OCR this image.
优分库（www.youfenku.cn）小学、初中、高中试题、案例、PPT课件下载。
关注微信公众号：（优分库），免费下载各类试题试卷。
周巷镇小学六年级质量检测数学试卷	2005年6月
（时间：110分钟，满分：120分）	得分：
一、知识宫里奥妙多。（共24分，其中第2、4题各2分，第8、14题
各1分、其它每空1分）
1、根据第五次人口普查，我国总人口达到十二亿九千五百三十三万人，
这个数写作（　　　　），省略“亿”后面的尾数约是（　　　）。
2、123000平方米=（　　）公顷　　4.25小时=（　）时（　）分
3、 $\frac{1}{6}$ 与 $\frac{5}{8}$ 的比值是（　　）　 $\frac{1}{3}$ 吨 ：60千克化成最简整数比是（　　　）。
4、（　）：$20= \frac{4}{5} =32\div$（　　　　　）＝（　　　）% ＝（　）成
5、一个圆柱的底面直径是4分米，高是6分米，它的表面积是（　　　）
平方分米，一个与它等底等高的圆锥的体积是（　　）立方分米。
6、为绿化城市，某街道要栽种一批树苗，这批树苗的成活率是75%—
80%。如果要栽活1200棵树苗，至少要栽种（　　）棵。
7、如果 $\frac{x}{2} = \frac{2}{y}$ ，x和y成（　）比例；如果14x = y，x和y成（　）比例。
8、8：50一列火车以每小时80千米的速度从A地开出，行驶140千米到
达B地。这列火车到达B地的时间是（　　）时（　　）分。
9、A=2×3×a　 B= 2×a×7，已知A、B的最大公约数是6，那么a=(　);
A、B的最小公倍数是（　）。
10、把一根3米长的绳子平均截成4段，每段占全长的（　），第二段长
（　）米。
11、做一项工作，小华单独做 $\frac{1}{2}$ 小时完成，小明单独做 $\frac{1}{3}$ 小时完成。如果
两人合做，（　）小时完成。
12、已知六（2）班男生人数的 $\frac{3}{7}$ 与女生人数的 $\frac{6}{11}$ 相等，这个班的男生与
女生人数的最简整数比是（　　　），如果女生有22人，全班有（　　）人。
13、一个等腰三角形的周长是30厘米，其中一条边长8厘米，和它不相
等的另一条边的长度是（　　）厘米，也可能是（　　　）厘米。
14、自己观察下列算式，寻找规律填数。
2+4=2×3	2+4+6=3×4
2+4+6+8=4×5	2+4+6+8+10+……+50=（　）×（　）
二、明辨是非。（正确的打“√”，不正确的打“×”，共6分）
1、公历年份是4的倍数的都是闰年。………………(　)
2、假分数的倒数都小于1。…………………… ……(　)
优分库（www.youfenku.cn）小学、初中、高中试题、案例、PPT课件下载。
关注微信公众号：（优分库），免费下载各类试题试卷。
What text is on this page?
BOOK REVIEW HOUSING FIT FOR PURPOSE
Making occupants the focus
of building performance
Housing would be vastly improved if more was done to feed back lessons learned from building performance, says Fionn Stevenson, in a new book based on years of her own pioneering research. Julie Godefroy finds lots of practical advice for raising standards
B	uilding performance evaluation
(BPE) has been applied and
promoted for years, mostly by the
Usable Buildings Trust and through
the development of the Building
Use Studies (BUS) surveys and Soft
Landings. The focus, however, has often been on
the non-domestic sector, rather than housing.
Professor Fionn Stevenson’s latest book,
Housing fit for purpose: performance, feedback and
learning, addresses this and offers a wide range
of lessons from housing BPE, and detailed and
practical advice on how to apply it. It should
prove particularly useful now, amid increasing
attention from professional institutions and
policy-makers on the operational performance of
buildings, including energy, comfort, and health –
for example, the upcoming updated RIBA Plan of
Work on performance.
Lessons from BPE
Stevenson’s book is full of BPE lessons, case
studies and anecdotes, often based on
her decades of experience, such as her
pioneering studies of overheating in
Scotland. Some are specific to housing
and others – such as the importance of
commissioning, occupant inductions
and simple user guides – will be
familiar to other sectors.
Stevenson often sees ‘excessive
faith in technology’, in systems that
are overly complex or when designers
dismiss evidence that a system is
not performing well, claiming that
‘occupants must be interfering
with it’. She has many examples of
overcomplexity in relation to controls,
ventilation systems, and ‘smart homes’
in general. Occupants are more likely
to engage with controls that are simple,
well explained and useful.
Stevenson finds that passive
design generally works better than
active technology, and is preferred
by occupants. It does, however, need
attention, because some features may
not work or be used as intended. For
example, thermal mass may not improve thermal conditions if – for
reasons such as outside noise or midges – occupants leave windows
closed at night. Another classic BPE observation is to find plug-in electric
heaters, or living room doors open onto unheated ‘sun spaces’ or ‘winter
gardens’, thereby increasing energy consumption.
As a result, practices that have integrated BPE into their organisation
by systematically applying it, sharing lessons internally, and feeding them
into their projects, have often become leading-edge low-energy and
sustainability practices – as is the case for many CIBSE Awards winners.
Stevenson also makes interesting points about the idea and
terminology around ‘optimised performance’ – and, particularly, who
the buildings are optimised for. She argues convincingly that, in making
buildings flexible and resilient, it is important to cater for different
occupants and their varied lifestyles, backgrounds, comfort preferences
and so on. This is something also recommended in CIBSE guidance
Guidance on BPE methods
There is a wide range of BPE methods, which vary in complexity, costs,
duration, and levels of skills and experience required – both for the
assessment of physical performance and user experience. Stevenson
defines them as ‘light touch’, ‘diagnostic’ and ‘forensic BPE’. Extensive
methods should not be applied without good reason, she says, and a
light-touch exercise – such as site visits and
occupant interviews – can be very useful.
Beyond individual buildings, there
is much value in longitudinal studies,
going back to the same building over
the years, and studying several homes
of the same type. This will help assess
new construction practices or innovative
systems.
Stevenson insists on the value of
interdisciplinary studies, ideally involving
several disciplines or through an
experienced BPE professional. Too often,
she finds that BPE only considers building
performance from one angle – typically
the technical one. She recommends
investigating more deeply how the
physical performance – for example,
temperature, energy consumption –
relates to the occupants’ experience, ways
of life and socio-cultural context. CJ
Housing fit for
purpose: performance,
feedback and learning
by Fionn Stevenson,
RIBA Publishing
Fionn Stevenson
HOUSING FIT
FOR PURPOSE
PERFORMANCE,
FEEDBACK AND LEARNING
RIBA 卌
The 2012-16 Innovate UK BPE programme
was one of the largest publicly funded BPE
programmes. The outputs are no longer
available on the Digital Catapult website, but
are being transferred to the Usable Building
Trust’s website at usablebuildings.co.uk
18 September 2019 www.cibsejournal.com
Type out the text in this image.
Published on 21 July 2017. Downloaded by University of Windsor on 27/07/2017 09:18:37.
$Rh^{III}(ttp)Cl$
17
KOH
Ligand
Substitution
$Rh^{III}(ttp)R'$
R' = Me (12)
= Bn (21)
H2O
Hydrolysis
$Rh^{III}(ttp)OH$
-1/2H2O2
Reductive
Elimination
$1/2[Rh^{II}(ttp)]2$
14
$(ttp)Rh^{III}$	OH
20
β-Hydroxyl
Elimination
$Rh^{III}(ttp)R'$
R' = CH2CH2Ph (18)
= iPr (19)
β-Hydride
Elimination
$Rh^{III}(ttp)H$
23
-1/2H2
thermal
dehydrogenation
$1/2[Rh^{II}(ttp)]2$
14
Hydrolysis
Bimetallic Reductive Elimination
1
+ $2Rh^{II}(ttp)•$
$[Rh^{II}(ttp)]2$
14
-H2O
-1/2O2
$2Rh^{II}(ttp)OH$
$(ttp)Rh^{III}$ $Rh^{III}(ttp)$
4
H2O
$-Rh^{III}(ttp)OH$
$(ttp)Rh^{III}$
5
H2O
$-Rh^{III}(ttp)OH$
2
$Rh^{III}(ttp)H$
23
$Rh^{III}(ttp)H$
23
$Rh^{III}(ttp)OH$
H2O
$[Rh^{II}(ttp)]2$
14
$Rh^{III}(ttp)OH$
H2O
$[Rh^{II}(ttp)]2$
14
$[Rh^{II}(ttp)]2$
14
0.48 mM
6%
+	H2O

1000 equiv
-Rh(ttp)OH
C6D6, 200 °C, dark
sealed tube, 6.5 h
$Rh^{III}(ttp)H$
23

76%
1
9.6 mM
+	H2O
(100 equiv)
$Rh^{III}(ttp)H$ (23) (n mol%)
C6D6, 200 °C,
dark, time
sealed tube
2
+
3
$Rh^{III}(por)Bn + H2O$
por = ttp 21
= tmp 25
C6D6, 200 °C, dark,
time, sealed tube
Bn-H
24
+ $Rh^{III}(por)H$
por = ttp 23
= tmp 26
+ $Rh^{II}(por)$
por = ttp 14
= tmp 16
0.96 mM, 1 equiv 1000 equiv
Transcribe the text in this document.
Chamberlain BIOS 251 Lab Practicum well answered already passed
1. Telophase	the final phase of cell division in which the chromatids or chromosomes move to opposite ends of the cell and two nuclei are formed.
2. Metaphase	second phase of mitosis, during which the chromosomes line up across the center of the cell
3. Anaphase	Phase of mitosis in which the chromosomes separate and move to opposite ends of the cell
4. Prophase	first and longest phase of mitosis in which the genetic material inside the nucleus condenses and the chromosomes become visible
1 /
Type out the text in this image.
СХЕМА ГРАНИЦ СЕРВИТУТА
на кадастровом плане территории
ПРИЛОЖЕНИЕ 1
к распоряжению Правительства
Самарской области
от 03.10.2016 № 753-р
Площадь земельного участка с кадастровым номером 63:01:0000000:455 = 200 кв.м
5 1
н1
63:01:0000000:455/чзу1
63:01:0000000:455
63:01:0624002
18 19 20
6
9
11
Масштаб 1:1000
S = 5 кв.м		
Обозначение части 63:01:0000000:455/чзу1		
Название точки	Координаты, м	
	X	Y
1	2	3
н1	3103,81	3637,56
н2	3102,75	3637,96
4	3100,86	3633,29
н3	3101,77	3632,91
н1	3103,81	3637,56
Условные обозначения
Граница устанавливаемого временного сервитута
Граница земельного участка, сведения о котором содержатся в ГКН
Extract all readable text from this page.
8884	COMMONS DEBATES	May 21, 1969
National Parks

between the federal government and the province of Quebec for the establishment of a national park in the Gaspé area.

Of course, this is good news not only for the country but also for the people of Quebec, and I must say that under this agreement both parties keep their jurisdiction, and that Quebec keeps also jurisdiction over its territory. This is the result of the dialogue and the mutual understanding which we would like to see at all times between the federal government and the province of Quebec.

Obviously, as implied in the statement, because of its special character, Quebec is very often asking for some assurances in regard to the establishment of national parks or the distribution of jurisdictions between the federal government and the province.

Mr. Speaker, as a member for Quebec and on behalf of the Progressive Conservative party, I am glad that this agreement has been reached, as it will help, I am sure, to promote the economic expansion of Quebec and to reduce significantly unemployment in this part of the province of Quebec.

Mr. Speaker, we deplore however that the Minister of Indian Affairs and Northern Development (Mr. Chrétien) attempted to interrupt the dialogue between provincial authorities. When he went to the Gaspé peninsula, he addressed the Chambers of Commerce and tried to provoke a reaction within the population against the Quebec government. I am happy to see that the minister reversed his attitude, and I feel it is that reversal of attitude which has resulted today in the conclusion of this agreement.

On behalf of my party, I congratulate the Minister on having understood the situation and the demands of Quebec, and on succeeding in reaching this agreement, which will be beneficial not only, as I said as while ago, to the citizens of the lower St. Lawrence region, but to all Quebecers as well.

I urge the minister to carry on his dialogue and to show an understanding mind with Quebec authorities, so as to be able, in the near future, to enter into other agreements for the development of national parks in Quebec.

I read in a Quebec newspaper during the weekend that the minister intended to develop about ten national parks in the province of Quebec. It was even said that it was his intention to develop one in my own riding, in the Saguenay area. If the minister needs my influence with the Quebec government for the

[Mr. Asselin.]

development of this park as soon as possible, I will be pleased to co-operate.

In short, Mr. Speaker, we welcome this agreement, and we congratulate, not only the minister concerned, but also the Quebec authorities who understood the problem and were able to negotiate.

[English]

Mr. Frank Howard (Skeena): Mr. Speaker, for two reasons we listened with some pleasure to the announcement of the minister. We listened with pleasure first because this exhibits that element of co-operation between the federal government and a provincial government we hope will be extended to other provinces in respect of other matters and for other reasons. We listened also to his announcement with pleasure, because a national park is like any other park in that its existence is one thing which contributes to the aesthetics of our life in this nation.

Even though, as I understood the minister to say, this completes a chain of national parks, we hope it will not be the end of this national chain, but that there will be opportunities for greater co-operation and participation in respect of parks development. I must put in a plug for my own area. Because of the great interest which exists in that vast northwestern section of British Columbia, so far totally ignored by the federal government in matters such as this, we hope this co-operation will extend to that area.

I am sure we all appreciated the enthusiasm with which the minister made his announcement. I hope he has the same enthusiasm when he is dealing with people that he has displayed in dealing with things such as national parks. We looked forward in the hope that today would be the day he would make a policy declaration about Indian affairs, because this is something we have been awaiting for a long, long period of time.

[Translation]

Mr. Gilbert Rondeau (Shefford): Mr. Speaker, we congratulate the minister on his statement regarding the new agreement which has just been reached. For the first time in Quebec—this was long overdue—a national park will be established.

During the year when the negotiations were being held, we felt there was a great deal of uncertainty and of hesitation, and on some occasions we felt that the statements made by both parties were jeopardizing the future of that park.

++++++

Task goal -
Gather up, from the records above, each line where the word "equiv" appears.

Right answer -
1000 equiv
(100 equiv)
0.96 mM, 1 equiv 1000 equiv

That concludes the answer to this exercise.